(Items from a figure collection)

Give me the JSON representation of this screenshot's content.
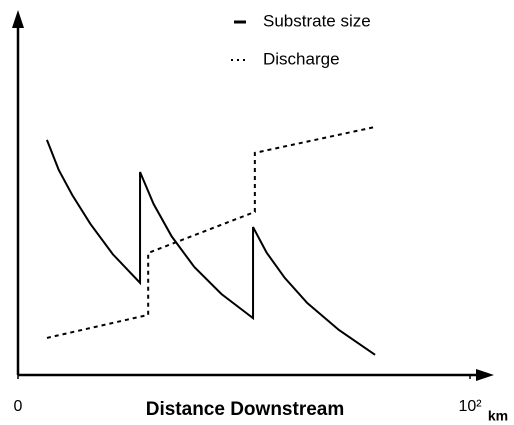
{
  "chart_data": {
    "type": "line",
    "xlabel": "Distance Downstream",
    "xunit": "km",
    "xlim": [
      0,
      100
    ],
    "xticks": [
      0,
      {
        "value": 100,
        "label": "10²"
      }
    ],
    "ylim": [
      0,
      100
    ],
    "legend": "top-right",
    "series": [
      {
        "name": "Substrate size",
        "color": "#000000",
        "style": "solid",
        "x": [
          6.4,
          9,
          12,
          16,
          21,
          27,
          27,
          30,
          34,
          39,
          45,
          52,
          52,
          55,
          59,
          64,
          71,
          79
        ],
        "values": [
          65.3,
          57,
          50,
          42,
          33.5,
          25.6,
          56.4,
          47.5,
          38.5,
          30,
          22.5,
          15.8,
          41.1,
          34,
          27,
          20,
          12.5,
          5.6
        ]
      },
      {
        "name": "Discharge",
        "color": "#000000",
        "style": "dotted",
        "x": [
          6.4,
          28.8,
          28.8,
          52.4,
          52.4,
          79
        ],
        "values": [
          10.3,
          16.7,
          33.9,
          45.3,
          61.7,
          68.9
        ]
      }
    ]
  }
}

→ DIRECTIONS:
Repeat the material above in full and unchanged, minus its images.

→ TASK RESPONSE:
Give me the JSON representation of this screenshot's content.
{
  "chart_data": {
    "type": "line",
    "xlabel": "Distance Downstream",
    "xunit": "km",
    "xlim": [
      0,
      100
    ],
    "xticks": [
      0,
      {
        "value": 100,
        "label": "10²"
      }
    ],
    "ylim": [
      0,
      100
    ],
    "legend": "top-right",
    "series": [
      {
        "name": "Substrate size",
        "color": "#000000",
        "style": "solid",
        "x": [
          6.4,
          9,
          12,
          16,
          21,
          27,
          27,
          30,
          34,
          39,
          45,
          52,
          52,
          55,
          59,
          64,
          71,
          79
        ],
        "values": [
          65.3,
          57,
          50,
          42,
          33.5,
          25.6,
          56.4,
          47.5,
          38.5,
          30,
          22.5,
          15.8,
          41.1,
          34,
          27,
          20,
          12.5,
          5.6
        ]
      },
      {
        "name": "Discharge",
        "color": "#000000",
        "style": "dotted",
        "x": [
          6.4,
          28.8,
          28.8,
          52.4,
          52.4,
          79
        ],
        "values": [
          10.3,
          16.7,
          33.9,
          45.3,
          61.7,
          68.9
        ]
      }
    ]
  }
}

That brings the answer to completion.